Short task
Output the entries verbatim, including every line.

Raw records
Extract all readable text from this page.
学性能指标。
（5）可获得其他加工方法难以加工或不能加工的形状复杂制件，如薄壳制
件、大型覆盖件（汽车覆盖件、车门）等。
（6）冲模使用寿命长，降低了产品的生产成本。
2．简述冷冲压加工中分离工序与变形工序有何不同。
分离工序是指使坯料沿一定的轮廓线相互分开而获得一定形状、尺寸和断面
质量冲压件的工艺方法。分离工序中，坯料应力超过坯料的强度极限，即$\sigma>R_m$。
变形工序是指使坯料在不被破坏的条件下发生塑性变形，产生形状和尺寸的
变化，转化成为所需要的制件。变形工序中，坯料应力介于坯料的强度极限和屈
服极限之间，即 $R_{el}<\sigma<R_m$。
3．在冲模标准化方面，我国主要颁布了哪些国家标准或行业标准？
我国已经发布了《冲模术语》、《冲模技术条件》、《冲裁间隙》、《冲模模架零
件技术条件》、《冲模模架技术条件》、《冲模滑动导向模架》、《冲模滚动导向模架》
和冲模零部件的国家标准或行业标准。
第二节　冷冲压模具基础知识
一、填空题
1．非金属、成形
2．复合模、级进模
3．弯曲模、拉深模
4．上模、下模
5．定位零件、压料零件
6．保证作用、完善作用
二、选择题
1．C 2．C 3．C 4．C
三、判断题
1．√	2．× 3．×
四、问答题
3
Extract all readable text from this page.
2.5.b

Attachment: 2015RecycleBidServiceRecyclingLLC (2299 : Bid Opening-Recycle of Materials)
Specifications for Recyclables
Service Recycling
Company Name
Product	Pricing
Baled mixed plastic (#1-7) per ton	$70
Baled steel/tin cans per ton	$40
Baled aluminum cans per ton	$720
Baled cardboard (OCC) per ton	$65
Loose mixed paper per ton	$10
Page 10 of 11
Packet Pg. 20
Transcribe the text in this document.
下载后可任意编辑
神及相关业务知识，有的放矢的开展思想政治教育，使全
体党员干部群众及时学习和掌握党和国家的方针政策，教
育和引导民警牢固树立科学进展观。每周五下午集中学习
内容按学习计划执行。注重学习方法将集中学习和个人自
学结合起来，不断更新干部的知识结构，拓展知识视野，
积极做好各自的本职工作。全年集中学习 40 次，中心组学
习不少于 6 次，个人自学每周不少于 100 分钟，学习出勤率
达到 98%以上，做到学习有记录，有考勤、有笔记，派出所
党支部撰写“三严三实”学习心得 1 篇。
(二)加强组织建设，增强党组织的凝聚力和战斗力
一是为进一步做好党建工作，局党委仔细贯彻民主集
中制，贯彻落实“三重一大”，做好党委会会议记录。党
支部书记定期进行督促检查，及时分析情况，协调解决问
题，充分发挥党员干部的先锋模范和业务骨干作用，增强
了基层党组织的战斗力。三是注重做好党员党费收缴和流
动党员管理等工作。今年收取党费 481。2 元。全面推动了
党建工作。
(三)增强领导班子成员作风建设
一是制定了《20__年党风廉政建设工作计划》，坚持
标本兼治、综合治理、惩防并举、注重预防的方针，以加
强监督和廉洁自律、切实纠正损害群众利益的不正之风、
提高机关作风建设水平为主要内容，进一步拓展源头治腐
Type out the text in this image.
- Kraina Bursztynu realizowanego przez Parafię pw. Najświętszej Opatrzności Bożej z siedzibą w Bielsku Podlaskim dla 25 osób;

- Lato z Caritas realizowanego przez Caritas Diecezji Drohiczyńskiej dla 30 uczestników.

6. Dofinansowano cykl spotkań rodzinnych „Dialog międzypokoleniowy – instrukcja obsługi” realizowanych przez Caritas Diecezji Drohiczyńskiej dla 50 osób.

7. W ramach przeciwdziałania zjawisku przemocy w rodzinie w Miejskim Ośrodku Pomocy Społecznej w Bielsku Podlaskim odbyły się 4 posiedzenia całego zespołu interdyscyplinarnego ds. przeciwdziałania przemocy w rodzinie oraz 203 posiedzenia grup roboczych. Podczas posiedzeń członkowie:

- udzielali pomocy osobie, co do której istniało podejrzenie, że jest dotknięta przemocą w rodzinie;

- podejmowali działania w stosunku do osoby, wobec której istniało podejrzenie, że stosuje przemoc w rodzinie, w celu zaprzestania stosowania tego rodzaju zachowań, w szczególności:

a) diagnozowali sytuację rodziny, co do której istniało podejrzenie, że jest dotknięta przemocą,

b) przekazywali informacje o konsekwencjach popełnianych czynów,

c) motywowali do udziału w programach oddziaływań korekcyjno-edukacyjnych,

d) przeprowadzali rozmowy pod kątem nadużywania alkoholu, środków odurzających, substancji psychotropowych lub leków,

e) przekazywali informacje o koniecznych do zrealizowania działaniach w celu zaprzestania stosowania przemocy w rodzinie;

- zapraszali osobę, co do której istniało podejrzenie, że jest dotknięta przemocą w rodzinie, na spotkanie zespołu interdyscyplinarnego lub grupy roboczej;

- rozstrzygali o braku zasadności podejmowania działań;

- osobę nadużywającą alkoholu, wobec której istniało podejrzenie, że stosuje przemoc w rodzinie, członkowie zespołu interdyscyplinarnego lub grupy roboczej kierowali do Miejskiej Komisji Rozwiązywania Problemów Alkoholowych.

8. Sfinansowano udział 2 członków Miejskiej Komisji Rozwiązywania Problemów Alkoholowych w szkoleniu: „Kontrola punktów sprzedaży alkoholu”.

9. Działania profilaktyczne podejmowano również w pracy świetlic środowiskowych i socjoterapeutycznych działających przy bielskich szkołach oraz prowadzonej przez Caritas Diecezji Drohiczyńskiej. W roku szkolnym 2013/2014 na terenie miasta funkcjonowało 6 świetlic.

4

Output
Extract all readable text from this page.
学性能指标。
（5）可获得其他加工方法难以加工或不能加工的形状复杂制件，如薄壳制
件、大型覆盖件（汽车覆盖件、车门）等。
（6）冲模使用寿命长，降低了产品的生产成本。
2．简述冷冲压加工中分离工序与变形工序有何不同。
分离工序是指使坯料沿一定的轮廓线相互分开而获得一定形状、尺寸和断面
质量冲压件的工艺方法。分离工序中，坯料应力超过坯料的强度极限，即$\sigma>R_m$。
变形工序是指使坯料在不被破坏的条件下发生塑性变形，产生形状和尺寸的
变化，转化成为所需要的制件。变形工序中，坯料应力介于坯料的强度极限和屈
服极限之间，即 $R_{el}<\sigma<R_m$。
3．在冲模标准化方面，我国主要颁布了哪些国家标准或行业标准？
我国已经发布了《冲模术语》、《冲模技术条件》、《冲裁间隙》、《冲模模架零
件技术条件》、《冲模模架技术条件》、《冲模滑动导向模架》、《冲模滚动导向模架》
和冲模零部件的国家标准或行业标准。
第二节　冷冲压模具基础知识
一、填空题
1．非金属、成形
2．复合模、级进模
3．弯曲模、拉深模
4．上模、下模
5．定位零件、压料零件
6．保证作用、完善作用
二、选择题
1．C 2．C 3．C 4．C
三、判断题
1．√	2．× 3．×
四、问答题
3
Extract all readable text from this page.
2.5.b

Attachment: 2015RecycleBidServiceRecyclingLLC (2299 : Bid Opening-Recycle of Materials)
Specifications for Recyclables
Service Recycling
Company Name
Product	Pricing
Baled mixed plastic (#1-7) per ton	$70
Baled steel/tin cans per ton	$40
Baled aluminum cans per ton	$720
Baled cardboard (OCC) per ton	$65
Loose mixed paper per ton	$10
Page 10 of 11
Packet Pg. 20
Transcribe the text in this document.
下载后可任意编辑
神及相关业务知识，有的放矢的开展思想政治教育，使全
体党员干部群众及时学习和掌握党和国家的方针政策，教
育和引导民警牢固树立科学进展观。每周五下午集中学习
内容按学习计划执行。注重学习方法将集中学习和个人自
学结合起来，不断更新干部的知识结构，拓展知识视野，
积极做好各自的本职工作。全年集中学习 40 次，中心组学
习不少于 6 次，个人自学每周不少于 100 分钟，学习出勤率
达到 98%以上，做到学习有记录，有考勤、有笔记，派出所
党支部撰写“三严三实”学习心得 1 篇。
(二)加强组织建设，增强党组织的凝聚力和战斗力
一是为进一步做好党建工作，局党委仔细贯彻民主集
中制，贯彻落实“三重一大”，做好党委会会议记录。党
支部书记定期进行督促检查，及时分析情况，协调解决问
题，充分发挥党员干部的先锋模范和业务骨干作用，增强
了基层党组织的战斗力。三是注重做好党员党费收缴和流
动党员管理等工作。今年收取党费 481。2 元。全面推动了
党建工作。
(三)增强领导班子成员作风建设
一是制定了《20__年党风廉政建设工作计划》，坚持
标本兼治、综合治理、惩防并举、注重预防的方针，以加
强监督和廉洁自律、切实纠正损害群众利益的不正之风、
提高机关作风建设水平为主要内容，进一步拓展源头治腐
Type out the text in this image.
- Kraina Bursztynu realizowanego przez Parafię pw. Najświętszej Opatrzności Bożej z siedzibą w Bielsku Podlaskim dla 25 osób;

- Lato z Caritas realizowanego przez Caritas Diecezji Drohiczyńskiej dla 30 uczestników.

6. Dofinansowano cykl spotkań rodzinnych „Dialog międzypokoleniowy – instrukcja obsługi” realizowanych przez Caritas Diecezji Drohiczyńskiej dla 50 osób.

7. W ramach przeciwdziałania zjawisku przemocy w rodzinie w Miejskim Ośrodku Pomocy Społecznej w Bielsku Podlaskim odbyły się 4 posiedzenia całego zespołu interdyscyplinarnego ds. przeciwdziałania przemocy w rodzinie oraz 203 posiedzenia grup roboczych. Podczas posiedzeń członkowie:

- udzielali pomocy osobie, co do której istniało podejrzenie, że jest dotknięta przemocą w rodzinie;

- podejmowali działania w stosunku do osoby, wobec której istniało podejrzenie, że stosuje przemoc w rodzinie, w celu zaprzestania stosowania tego rodzaju zachowań, w szczególności:

a) diagnozowali sytuację rodziny, co do której istniało podejrzenie, że jest dotknięta przemocą,

b) przekazywali informacje o konsekwencjach popełnianych czynów,

c) motywowali do udziału w programach oddziaływań korekcyjno-edukacyjnych,

d) przeprowadzali rozmowy pod kątem nadużywania alkoholu, środków odurzających, substancji psychotropowych lub leków,

e) przekazywali informacje o koniecznych do zrealizowania działaniach w celu zaprzestania stosowania przemocy w rodzinie;

- zapraszali osobę, co do której istniało podejrzenie, że jest dotknięta przemocą w rodzinie, na spotkanie zespołu interdyscyplinarnego lub grupy roboczej;

- rozstrzygali o braku zasadności podejmowania działań;

- osobę nadużywającą alkoholu, wobec której istniało podejrzenie, że stosuje przemoc w rodzinie, członkowie zespołu interdyscyplinarnego lub grupy roboczej kierowali do Miejskiej Komisji Rozwiązywania Problemów Alkoholowych.

8. Sfinansowano udział 2 członków Miejskiej Komisji Rozwiązywania Problemów Alkoholowych w szkoleniu: „Kontrola punktów sprzedaży alkoholu”.

9. Działania profilaktyczne podejmowano również w pracy świetlic środowiskowych i socjoterapeutycznych działających przy bielskich szkołach oraz prowadzonej przez Caritas Diecezji Drohiczyńskiej. W roku szkolnym 2013/2014 na terenie miasta funkcjonowało 6 świetlic.

4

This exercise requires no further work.